### Task inputs
———
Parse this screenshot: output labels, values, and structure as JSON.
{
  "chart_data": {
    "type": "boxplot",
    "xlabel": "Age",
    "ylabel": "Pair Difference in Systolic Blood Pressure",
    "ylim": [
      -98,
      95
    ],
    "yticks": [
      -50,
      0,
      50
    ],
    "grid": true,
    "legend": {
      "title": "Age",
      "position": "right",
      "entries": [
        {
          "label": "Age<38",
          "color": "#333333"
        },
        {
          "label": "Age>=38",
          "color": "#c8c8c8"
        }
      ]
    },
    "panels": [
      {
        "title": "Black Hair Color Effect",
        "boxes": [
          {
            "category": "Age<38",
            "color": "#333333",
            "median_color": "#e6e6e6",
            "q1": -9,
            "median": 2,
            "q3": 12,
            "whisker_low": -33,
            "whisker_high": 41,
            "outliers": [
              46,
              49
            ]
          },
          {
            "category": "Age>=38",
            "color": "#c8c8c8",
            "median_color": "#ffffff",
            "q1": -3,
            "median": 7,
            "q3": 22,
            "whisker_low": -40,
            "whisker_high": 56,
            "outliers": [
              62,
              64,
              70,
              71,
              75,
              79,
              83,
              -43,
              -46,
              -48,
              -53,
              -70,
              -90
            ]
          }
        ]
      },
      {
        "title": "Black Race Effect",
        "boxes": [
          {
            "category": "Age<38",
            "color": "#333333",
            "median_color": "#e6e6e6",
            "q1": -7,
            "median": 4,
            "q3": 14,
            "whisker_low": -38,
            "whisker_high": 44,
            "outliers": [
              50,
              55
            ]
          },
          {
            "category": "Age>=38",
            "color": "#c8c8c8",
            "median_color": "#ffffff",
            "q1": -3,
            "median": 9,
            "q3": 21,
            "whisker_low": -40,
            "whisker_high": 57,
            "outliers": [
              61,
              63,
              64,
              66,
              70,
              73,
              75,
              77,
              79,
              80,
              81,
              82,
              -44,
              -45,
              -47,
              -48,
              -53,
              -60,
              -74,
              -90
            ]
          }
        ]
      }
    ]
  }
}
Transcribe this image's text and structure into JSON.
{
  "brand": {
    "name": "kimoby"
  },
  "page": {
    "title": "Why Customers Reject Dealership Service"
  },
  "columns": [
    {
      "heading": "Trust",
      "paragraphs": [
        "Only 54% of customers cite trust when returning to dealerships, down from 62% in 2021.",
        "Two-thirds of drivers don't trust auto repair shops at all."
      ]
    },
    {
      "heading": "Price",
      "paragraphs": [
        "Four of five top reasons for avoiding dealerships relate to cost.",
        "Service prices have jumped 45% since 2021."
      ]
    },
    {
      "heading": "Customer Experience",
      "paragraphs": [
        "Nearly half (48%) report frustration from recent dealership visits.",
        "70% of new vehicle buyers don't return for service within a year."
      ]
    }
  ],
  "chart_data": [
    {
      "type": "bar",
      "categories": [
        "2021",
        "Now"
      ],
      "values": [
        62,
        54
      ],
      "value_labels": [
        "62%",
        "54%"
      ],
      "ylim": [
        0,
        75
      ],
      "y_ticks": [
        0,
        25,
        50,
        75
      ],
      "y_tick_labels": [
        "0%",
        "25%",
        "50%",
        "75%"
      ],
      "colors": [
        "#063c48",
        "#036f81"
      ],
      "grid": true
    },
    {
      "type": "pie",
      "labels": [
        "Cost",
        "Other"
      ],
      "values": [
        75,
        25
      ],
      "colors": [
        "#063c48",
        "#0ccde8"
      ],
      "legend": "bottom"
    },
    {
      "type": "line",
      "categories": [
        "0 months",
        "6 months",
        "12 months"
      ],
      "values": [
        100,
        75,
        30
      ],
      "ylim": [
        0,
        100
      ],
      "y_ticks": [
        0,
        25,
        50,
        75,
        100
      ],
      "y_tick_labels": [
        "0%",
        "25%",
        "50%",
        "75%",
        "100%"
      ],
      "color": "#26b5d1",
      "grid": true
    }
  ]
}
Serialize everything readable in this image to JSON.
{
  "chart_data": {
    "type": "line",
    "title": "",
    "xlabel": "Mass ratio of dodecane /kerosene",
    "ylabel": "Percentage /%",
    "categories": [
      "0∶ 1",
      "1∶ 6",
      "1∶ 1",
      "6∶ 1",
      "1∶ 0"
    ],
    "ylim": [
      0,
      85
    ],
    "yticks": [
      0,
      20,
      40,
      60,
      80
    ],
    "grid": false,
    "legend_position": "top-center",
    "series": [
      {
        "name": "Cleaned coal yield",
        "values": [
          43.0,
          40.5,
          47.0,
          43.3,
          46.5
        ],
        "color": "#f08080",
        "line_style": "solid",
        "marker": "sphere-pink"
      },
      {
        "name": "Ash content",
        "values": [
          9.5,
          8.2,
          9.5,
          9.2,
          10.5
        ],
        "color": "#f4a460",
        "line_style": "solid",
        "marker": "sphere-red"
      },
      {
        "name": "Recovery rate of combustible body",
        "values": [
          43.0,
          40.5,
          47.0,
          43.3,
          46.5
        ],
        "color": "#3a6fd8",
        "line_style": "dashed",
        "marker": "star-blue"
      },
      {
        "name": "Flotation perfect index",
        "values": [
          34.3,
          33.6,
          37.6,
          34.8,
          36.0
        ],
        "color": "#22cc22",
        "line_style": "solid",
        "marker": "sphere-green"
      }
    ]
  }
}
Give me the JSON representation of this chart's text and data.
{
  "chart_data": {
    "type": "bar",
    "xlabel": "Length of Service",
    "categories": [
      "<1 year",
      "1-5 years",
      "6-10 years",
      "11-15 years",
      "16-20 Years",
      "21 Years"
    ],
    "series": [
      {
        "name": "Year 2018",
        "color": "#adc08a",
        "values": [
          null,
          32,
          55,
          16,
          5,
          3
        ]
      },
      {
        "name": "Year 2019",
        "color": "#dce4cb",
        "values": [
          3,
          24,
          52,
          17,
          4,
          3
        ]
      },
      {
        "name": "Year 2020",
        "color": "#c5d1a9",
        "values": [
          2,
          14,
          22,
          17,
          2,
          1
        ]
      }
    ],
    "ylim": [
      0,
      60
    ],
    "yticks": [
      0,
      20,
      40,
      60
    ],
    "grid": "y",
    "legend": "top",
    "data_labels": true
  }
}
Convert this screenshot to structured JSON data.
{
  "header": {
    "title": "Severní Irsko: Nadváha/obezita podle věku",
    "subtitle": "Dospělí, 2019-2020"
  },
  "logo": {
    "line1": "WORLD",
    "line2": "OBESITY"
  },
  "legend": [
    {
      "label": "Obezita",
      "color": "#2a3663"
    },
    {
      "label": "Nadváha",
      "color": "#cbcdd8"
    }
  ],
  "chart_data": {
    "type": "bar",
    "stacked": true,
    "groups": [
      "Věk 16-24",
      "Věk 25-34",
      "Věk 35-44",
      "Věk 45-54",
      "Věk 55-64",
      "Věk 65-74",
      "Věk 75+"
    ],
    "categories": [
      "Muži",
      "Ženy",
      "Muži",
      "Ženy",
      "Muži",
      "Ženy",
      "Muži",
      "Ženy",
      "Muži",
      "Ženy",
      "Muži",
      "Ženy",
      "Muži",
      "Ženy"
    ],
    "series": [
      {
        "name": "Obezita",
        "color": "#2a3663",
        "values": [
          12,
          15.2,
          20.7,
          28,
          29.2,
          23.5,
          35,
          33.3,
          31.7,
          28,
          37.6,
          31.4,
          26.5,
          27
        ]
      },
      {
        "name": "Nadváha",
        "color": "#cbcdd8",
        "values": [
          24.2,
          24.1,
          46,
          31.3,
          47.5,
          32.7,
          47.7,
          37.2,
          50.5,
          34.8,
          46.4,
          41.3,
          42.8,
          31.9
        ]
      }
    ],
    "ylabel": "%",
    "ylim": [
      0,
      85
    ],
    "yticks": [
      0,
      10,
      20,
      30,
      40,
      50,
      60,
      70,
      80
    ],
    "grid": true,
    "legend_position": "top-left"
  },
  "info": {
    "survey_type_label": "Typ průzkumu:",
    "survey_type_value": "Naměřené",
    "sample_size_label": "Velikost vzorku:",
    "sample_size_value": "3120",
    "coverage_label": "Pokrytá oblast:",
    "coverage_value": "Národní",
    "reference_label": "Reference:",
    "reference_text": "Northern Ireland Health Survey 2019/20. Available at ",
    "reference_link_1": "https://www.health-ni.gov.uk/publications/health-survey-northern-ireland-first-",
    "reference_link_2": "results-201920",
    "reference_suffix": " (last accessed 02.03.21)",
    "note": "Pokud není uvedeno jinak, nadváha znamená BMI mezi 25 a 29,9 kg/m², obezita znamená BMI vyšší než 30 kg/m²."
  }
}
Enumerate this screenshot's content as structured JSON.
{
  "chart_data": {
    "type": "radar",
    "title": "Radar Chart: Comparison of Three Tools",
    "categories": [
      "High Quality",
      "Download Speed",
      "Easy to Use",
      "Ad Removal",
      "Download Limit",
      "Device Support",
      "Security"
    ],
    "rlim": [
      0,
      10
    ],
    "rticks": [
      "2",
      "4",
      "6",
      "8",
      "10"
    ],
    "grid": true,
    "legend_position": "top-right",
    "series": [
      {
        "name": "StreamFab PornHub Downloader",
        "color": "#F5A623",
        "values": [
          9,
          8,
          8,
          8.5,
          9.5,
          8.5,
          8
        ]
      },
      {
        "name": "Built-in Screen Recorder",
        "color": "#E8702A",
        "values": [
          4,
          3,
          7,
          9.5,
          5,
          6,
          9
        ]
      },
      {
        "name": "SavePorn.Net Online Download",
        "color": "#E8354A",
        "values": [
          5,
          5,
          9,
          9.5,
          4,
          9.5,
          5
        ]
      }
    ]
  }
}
———
### Short task
Select all lines with the word "right" from the entries above.

### Full answer
      "position": "right",
    "legend_position": "top-right",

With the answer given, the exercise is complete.